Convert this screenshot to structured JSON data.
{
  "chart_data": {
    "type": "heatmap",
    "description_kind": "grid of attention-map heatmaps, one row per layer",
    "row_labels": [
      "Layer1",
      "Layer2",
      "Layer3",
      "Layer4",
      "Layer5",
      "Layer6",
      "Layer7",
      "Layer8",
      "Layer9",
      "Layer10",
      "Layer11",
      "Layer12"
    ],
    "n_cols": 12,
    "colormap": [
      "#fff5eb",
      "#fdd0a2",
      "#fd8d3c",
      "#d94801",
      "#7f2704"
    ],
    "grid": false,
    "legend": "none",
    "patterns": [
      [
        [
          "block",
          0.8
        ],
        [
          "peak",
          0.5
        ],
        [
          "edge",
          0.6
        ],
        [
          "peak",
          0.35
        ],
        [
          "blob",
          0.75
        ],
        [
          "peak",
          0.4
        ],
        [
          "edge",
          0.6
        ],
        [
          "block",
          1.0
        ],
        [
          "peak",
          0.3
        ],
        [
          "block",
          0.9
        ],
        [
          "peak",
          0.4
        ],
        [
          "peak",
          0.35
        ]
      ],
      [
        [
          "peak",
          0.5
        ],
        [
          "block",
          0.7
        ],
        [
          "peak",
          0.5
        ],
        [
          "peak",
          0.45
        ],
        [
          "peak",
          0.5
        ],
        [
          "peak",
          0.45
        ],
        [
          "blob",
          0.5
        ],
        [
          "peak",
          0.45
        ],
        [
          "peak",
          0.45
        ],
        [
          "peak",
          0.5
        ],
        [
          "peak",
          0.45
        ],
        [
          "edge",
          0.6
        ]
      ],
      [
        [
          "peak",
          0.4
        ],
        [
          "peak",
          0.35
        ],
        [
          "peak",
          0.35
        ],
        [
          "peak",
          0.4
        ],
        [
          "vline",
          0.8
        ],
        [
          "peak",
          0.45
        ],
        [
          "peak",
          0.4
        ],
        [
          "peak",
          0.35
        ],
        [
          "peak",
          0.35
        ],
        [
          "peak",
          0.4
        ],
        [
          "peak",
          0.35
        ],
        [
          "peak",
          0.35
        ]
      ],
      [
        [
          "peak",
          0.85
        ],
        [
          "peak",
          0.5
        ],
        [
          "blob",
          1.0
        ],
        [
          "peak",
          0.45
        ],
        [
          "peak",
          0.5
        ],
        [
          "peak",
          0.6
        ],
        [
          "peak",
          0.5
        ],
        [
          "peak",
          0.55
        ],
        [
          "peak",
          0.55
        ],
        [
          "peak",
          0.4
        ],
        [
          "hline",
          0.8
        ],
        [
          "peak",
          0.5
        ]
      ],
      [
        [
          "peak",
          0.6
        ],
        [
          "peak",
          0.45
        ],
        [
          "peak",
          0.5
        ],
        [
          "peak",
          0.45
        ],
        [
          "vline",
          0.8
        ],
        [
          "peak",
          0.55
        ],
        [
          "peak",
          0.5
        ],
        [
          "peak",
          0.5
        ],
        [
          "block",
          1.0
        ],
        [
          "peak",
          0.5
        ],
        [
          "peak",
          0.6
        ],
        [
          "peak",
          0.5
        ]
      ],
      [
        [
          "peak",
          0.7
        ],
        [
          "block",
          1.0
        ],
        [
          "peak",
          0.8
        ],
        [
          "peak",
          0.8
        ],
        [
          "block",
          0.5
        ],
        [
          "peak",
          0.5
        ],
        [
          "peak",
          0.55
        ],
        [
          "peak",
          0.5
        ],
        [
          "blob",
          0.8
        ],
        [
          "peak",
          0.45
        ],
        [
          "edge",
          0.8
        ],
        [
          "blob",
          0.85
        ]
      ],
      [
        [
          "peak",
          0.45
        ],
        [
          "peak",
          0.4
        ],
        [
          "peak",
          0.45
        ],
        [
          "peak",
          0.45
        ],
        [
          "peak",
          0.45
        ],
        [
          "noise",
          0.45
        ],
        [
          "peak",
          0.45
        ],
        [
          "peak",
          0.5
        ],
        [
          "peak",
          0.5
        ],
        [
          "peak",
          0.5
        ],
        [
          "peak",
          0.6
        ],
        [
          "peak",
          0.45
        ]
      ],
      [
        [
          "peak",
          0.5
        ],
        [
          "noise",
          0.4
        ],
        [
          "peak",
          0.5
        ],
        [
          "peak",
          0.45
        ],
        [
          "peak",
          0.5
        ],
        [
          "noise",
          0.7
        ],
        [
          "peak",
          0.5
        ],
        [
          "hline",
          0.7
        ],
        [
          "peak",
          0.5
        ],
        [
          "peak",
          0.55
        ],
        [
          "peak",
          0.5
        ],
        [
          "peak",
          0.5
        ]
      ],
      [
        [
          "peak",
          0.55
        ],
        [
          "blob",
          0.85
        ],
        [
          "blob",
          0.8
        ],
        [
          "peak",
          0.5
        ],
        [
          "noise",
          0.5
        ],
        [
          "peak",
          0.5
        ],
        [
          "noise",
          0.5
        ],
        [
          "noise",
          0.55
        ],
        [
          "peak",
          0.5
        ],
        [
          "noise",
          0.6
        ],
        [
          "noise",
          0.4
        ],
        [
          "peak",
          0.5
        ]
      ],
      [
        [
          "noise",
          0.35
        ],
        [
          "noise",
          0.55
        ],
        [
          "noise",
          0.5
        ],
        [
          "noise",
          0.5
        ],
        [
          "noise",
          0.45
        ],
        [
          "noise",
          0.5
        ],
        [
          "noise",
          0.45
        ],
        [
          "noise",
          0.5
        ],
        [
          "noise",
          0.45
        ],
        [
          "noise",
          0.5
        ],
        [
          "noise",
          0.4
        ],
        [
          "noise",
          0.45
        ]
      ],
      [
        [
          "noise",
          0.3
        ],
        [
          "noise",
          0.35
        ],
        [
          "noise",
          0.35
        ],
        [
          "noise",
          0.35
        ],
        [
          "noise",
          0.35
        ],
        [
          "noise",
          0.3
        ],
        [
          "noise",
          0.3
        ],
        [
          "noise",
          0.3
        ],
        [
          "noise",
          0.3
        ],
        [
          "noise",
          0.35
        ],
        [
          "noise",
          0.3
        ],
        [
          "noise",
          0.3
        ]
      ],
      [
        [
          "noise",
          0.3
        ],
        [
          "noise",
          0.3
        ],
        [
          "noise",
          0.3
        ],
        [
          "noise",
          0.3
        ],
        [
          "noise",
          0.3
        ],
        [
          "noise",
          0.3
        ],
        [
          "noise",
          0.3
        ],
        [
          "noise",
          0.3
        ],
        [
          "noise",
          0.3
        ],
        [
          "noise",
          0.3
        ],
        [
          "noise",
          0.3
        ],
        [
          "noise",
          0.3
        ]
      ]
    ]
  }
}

# [Given instruction]
The records above must be output exactly, in full.

# [Task solution]
Convert this screenshot to structured JSON data.
{
  "chart_data": {
    "type": "heatmap",
    "description_kind": "grid of attention-map heatmaps, one row per layer",
    "row_labels": [
      "Layer1",
      "Layer2",
      "Layer3",
      "Layer4",
      "Layer5",
      "Layer6",
      "Layer7",
      "Layer8",
      "Layer9",
      "Layer10",
      "Layer11",
      "Layer12"
    ],
    "n_cols": 12,
    "colormap": [
      "#fff5eb",
      "#fdd0a2",
      "#fd8d3c",
      "#d94801",
      "#7f2704"
    ],
    "grid": false,
    "legend": "none",
    "patterns": [
      [
        [
          "block",
          0.8
        ],
        [
          "peak",
          0.5
        ],
        [
          "edge",
          0.6
        ],
        [
          "peak",
          0.35
        ],
        [
          "blob",
          0.75
        ],
        [
          "peak",
          0.4
        ],
        [
          "edge",
          0.6
        ],
        [
          "block",
          1.0
        ],
        [
          "peak",
          0.3
        ],
        [
          "block",
          0.9
        ],
        [
          "peak",
          0.4
        ],
        [
          "peak",
          0.35
        ]
      ],
      [
        [
          "peak",
          0.5
        ],
        [
          "block",
          0.7
        ],
        [
          "peak",
          0.5
        ],
        [
          "peak",
          0.45
        ],
        [
          "peak",
          0.5
        ],
        [
          "peak",
          0.45
        ],
        [
          "blob",
          0.5
        ],
        [
          "peak",
          0.45
        ],
        [
          "peak",
          0.45
        ],
        [
          "peak",
          0.5
        ],
        [
          "peak",
          0.45
        ],
        [
          "edge",
          0.6
        ]
      ],
      [
        [
          "peak",
          0.4
        ],
        [
          "peak",
          0.35
        ],
        [
          "peak",
          0.35
        ],
        [
          "peak",
          0.4
        ],
        [
          "vline",
          0.8
        ],
        [
          "peak",
          0.45
        ],
        [
          "peak",
          0.4
        ],
        [
          "peak",
          0.35
        ],
        [
          "peak",
          0.35
        ],
        [
          "peak",
          0.4
        ],
        [
          "peak",
          0.35
        ],
        [
          "peak",
          0.35
        ]
      ],
      [
        [
          "peak",
          0.85
        ],
        [
          "peak",
          0.5
        ],
        [
          "blob",
          1.0
        ],
        [
          "peak",
          0.45
        ],
        [
          "peak",
          0.5
        ],
        [
          "peak",
          0.6
        ],
        [
          "peak",
          0.5
        ],
        [
          "peak",
          0.55
        ],
        [
          "peak",
          0.55
        ],
        [
          "peak",
          0.4
        ],
        [
          "hline",
          0.8
        ],
        [
          "peak",
          0.5
        ]
      ],
      [
        [
          "peak",
          0.6
        ],
        [
          "peak",
          0.45
        ],
        [
          "peak",
          0.5
        ],
        [
          "peak",
          0.45
        ],
        [
          "vline",
          0.8
        ],
        [
          "peak",
          0.55
        ],
        [
          "peak",
          0.5
        ],
        [
          "peak",
          0.5
        ],
        [
          "block",
          1.0
        ],
        [
          "peak",
          0.5
        ],
        [
          "peak",
          0.6
        ],
        [
          "peak",
          0.5
        ]
      ],
      [
        [
          "peak",
          0.7
        ],
        [
          "block",
          1.0
        ],
        [
          "peak",
          0.8
        ],
        [
          "peak",
          0.8
        ],
        [
          "block",
          0.5
        ],
        [
          "peak",
          0.5
        ],
        [
          "peak",
          0.55
        ],
        [
          "peak",
          0.5
        ],
        [
          "blob",
          0.8
        ],
        [
          "peak",
          0.45
        ],
        [
          "edge",
          0.8
        ],
        [
          "blob",
          0.85
        ]
      ],
      [
        [
          "peak",
          0.45
        ],
        [
          "peak",
          0.4
        ],
        [
          "peak",
          0.45
        ],
        [
          "peak",
          0.45
        ],
        [
          "peak",
          0.45
        ],
        [
          "noise",
          0.45
        ],
        [
          "peak",
          0.45
        ],
        [
          "peak",
          0.5
        ],
        [
          "peak",
          0.5
        ],
        [
          "peak",
          0.5
        ],
        [
          "peak",
          0.6
        ],
        [
          "peak",
          0.45
        ]
      ],
      [
        [
          "peak",
          0.5
        ],
        [
          "noise",
          0.4
        ],
        [
          "peak",
          0.5
        ],
        [
          "peak",
          0.45
        ],
        [
          "peak",
          0.5
        ],
        [
          "noise",
          0.7
        ],
        [
          "peak",
          0.5
        ],
        [
          "hline",
          0.7
        ],
        [
          "peak",
          0.5
        ],
        [
          "peak",
          0.55
        ],
        [
          "peak",
          0.5
        ],
        [
          "peak",
          0.5
        ]
      ],
      [
        [
          "peak",
          0.55
        ],
        [
          "blob",
          0.85
        ],
        [
          "blob",
          0.8
        ],
        [
          "peak",
          0.5
        ],
        [
          "noise",
          0.5
        ],
        [
          "peak",
          0.5
        ],
        [
          "noise",
          0.5
        ],
        [
          "noise",
          0.55
        ],
        [
          "peak",
          0.5
        ],
        [
          "noise",
          0.6
        ],
        [
          "noise",
          0.4
        ],
        [
          "peak",
          0.5
        ]
      ],
      [
        [
          "noise",
          0.35
        ],
        [
          "noise",
          0.55
        ],
        [
          "noise",
          0.5
        ],
        [
          "noise",
          0.5
        ],
        [
          "noise",
          0.45
        ],
        [
          "noise",
          0.5
        ],
        [
          "noise",
          0.45
        ],
        [
          "noise",
          0.5
        ],
        [
          "noise",
          0.45
        ],
        [
          "noise",
          0.5
        ],
        [
          "noise",
          0.4
        ],
        [
          "noise",
          0.45
        ]
      ],
      [
        [
          "noise",
          0.3
        ],
        [
          "noise",
          0.35
        ],
        [
          "noise",
          0.35
        ],
        [
          "noise",
          0.35
        ],
        [
          "noise",
          0.35
        ],
        [
          "noise",
          0.3
        ],
        [
          "noise",
          0.3
        ],
        [
          "noise",
          0.3
        ],
        [
          "noise",
          0.3
        ],
        [
          "noise",
          0.35
        ],
        [
          "noise",
          0.3
        ],
        [
          "noise",
          0.3
        ]
      ],
      [
        [
          "noise",
          0.3
        ],
        [
          "noise",
          0.3
        ],
        [
          "noise",
          0.3
        ],
        [
          "noise",
          0.3
        ],
        [
          "noise",
          0.3
        ],
        [
          "noise",
          0.3
        ],
        [
          "noise",
          0.3
        ],
        [
          "noise",
          0.3
        ],
        [
          "noise",
          0.3
        ],
        [
          "noise",
          0.3
        ],
        [
          "noise",
          0.3
        ],
        [
          "noise",
          0.3
        ]
      ]
    ]
  }
}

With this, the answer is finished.